Extract the data exactly, missing nothing.

[Records from a collection of figures]
--- start ---

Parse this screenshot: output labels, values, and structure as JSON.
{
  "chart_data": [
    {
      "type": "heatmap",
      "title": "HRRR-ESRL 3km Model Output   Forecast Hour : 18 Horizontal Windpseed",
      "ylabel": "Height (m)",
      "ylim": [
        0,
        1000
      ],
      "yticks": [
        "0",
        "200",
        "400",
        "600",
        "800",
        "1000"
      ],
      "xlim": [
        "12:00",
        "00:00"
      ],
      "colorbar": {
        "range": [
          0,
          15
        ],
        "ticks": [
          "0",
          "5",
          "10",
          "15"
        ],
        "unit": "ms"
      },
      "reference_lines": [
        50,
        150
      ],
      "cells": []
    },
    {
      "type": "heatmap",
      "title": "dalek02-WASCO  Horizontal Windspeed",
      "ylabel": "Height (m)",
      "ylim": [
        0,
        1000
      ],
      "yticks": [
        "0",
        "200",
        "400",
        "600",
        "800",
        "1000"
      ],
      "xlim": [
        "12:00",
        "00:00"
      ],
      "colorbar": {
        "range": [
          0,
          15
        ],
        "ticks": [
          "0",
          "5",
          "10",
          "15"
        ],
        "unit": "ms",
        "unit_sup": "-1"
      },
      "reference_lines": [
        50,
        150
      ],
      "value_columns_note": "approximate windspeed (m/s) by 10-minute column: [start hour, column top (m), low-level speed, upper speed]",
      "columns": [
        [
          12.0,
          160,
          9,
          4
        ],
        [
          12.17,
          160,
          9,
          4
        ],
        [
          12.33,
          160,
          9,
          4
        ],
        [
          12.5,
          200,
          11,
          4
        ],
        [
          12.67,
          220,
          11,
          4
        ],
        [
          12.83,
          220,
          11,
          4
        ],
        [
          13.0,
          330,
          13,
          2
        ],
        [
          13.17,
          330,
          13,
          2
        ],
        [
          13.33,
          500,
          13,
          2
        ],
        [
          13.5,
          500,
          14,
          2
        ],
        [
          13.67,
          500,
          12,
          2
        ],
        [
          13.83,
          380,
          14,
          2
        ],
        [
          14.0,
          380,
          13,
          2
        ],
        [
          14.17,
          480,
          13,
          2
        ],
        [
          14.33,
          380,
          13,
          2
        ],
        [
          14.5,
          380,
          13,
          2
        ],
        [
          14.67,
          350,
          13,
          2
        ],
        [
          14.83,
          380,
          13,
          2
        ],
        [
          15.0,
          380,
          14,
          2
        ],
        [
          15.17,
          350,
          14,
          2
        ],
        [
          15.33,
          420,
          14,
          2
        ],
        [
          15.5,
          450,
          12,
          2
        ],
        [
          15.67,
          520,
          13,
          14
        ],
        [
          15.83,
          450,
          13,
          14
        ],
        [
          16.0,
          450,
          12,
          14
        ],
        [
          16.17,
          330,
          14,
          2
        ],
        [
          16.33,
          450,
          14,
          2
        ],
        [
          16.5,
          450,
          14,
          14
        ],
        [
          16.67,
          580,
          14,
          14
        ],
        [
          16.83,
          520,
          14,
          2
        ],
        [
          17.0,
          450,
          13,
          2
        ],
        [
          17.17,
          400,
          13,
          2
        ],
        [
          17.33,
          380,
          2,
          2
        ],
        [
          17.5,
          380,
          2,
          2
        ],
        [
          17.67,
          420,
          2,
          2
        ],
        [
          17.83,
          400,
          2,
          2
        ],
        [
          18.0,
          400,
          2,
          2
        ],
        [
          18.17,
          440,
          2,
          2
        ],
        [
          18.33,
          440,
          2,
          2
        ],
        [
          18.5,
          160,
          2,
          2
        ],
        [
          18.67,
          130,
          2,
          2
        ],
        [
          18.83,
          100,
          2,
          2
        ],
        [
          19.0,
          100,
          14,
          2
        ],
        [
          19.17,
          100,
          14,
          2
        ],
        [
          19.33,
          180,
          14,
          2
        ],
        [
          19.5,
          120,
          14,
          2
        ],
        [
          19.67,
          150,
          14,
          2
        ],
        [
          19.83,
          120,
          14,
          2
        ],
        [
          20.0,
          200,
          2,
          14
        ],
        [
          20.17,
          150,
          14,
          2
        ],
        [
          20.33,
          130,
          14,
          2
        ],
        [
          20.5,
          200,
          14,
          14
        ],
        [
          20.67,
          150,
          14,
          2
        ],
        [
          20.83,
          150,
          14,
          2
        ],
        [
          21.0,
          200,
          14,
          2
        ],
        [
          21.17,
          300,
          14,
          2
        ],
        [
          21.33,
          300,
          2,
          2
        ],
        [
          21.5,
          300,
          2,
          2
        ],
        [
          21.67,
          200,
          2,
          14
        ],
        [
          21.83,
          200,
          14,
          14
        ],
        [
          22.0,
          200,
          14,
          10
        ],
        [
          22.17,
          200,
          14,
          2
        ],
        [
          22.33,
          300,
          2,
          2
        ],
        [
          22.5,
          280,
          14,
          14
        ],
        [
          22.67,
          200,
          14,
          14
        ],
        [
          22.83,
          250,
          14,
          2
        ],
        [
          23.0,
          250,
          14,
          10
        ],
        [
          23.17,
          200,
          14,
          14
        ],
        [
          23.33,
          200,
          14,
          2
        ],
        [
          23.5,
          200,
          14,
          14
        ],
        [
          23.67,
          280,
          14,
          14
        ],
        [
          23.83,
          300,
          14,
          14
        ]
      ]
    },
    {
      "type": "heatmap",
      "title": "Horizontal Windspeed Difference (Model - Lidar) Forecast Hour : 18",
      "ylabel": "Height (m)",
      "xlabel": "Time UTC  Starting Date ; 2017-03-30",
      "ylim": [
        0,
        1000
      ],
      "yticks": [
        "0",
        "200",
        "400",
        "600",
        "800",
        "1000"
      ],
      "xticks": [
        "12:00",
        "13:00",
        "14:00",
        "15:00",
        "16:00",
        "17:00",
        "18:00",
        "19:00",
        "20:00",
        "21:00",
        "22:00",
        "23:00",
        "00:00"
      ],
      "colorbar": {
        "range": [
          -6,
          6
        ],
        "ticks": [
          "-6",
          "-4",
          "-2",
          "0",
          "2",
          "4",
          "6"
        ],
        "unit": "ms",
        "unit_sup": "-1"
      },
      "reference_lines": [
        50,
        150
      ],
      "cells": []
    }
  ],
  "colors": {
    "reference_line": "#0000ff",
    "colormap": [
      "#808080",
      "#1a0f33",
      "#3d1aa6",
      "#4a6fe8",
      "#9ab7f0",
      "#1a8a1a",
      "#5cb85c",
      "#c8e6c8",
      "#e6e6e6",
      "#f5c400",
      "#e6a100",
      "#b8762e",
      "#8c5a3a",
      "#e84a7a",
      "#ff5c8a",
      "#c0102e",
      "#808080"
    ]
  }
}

--- end ---

§ Solution below
Parse this screenshot: output labels, values, and structure as JSON.
{
  "chart_data": [
    {
      "type": "heatmap",
      "title": "HRRR-ESRL 3km Model Output   Forecast Hour : 18 Horizontal Windpseed",
      "ylabel": "Height (m)",
      "ylim": [
        0,
        1000
      ],
      "yticks": [
        "0",
        "200",
        "400",
        "600",
        "800",
        "1000"
      ],
      "xlim": [
        "12:00",
        "00:00"
      ],
      "colorbar": {
        "range": [
          0,
          15
        ],
        "ticks": [
          "0",
          "5",
          "10",
          "15"
        ],
        "unit": "ms"
      },
      "reference_lines": [
        50,
        150
      ],
      "cells": []
    },
    {
      "type": "heatmap",
      "title": "dalek02-WASCO  Horizontal Windspeed",
      "ylabel": "Height (m)",
      "ylim": [
        0,
        1000
      ],
      "yticks": [
        "0",
        "200",
        "400",
        "600",
        "800",
        "1000"
      ],
      "xlim": [
        "12:00",
        "00:00"
      ],
      "colorbar": {
        "range": [
          0,
          15
        ],
        "ticks": [
          "0",
          "5",
          "10",
          "15"
        ],
        "unit": "ms",
        "unit_sup": "-1"
      },
      "reference_lines": [
        50,
        150
      ],
      "value_columns_note": "approximate windspeed (m/s) by 10-minute column: [start hour, column top (m), low-level speed, upper speed]",
      "columns": [
        [
          12.0,
          160,
          9,
          4
        ],
        [
          12.17,
          160,
          9,
          4
        ],
        [
          12.33,
          160,
          9,
          4
        ],
        [
          12.5,
          200,
          11,
          4
        ],
        [
          12.67,
          220,
          11,
          4
        ],
        [
          12.83,
          220,
          11,
          4
        ],
        [
          13.0,
          330,
          13,
          2
        ],
        [
          13.17,
          330,
          13,
          2
        ],
        [
          13.33,
          500,
          13,
          2
        ],
        [
          13.5,
          500,
          14,
          2
        ],
        [
          13.67,
          500,
          12,
          2
        ],
        [
          13.83,
          380,
          14,
          2
        ],
        [
          14.0,
          380,
          13,
          2
        ],
        [
          14.17,
          480,
          13,
          2
        ],
        [
          14.33,
          380,
          13,
          2
        ],
        [
          14.5,
          380,
          13,
          2
        ],
        [
          14.67,
          350,
          13,
          2
        ],
        [
          14.83,
          380,
          13,
          2
        ],
        [
          15.0,
          380,
          14,
          2
        ],
        [
          15.17,
          350,
          14,
          2
        ],
        [
          15.33,
          420,
          14,
          2
        ],
        [
          15.5,
          450,
          12,
          2
        ],
        [
          15.67,
          520,
          13,
          14
        ],
        [
          15.83,
          450,
          13,
          14
        ],
        [
          16.0,
          450,
          12,
          14
        ],
        [
          16.17,
          330,
          14,
          2
        ],
        [
          16.33,
          450,
          14,
          2
        ],
        [
          16.5,
          450,
          14,
          14
        ],
        [
          16.67,
          580,
          14,
          14
        ],
        [
          16.83,
          520,
          14,
          2
        ],
        [
          17.0,
          450,
          13,
          2
        ],
        [
          17.17,
          400,
          13,
          2
        ],
        [
          17.33,
          380,
          2,
          2
        ],
        [
          17.5,
          380,
          2,
          2
        ],
        [
          17.67,
          420,
          2,
          2
        ],
        [
          17.83,
          400,
          2,
          2
        ],
        [
          18.0,
          400,
          2,
          2
        ],
        [
          18.17,
          440,
          2,
          2
        ],
        [
          18.33,
          440,
          2,
          2
        ],
        [
          18.5,
          160,
          2,
          2
        ],
        [
          18.67,
          130,
          2,
          2
        ],
        [
          18.83,
          100,
          2,
          2
        ],
        [
          19.0,
          100,
          14,
          2
        ],
        [
          19.17,
          100,
          14,
          2
        ],
        [
          19.33,
          180,
          14,
          2
        ],
        [
          19.5,
          120,
          14,
          2
        ],
        [
          19.67,
          150,
          14,
          2
        ],
        [
          19.83,
          120,
          14,
          2
        ],
        [
          20.0,
          200,
          2,
          14
        ],
        [
          20.17,
          150,
          14,
          2
        ],
        [
          20.33,
          130,
          14,
          2
        ],
        [
          20.5,
          200,
          14,
          14
        ],
        [
          20.67,
          150,
          14,
          2
        ],
        [
          20.83,
          150,
          14,
          2
        ],
        [
          21.0,
          200,
          14,
          2
        ],
        [
          21.17,
          300,
          14,
          2
        ],
        [
          21.33,
          300,
          2,
          2
        ],
        [
          21.5,
          300,
          2,
          2
        ],
        [
          21.67,
          200,
          2,
          14
        ],
        [
          21.83,
          200,
          14,
          14
        ],
        [
          22.0,
          200,
          14,
          10
        ],
        [
          22.17,
          200,
          14,
          2
        ],
        [
          22.33,
          300,
          2,
          2
        ],
        [
          22.5,
          280,
          14,
          14
        ],
        [
          22.67,
          200,
          14,
          14
        ],
        [
          22.83,
          250,
          14,
          2
        ],
        [
          23.0,
          250,
          14,
          10
        ],
        [
          23.17,
          200,
          14,
          14
        ],
        [
          23.33,
          200,
          14,
          2
        ],
        [
          23.5,
          200,
          14,
          14
        ],
        [
          23.67,
          280,
          14,
          14
        ],
        [
          23.83,
          300,
          14,
          14
        ]
      ]
    },
    {
      "type": "heatmap",
      "title": "Horizontal Windspeed Difference (Model - Lidar) Forecast Hour : 18",
      "ylabel": "Height (m)",
      "xlabel": "Time UTC  Starting Date ; 2017-03-30",
      "ylim": [
        0,
        1000
      ],
      "yticks": [
        "0",
        "200",
        "400",
        "600",
        "800",
        "1000"
      ],
      "xticks": [
        "12:00",
        "13:00",
        "14:00",
        "15:00",
        "16:00",
        "17:00",
        "18:00",
        "19:00",
        "20:00",
        "21:00",
        "22:00",
        "23:00",
        "00:00"
      ],
      "colorbar": {
        "range": [
          -6,
          6
        ],
        "ticks": [
          "-6",
          "-4",
          "-2",
          "0",
          "2",
          "4",
          "6"
        ],
        "unit": "ms",
        "unit_sup": "-1"
      },
      "reference_lines": [
        50,
        150
      ],
      "cells": []
    }
  ],
  "colors": {
    "reference_line": "#0000ff",
    "colormap": [
      "#808080",
      "#1a0f33",
      "#3d1aa6",
      "#4a6fe8",
      "#9ab7f0",
      "#1a8a1a",
      "#5cb85c",
      "#c8e6c8",
      "#e6e6e6",
      "#f5c400",
      "#e6a100",
      "#b8762e",
      "#8c5a3a",
      "#e84a7a",
      "#ff5c8a",
      "#c0102e",
      "#808080"
    ]
  }
}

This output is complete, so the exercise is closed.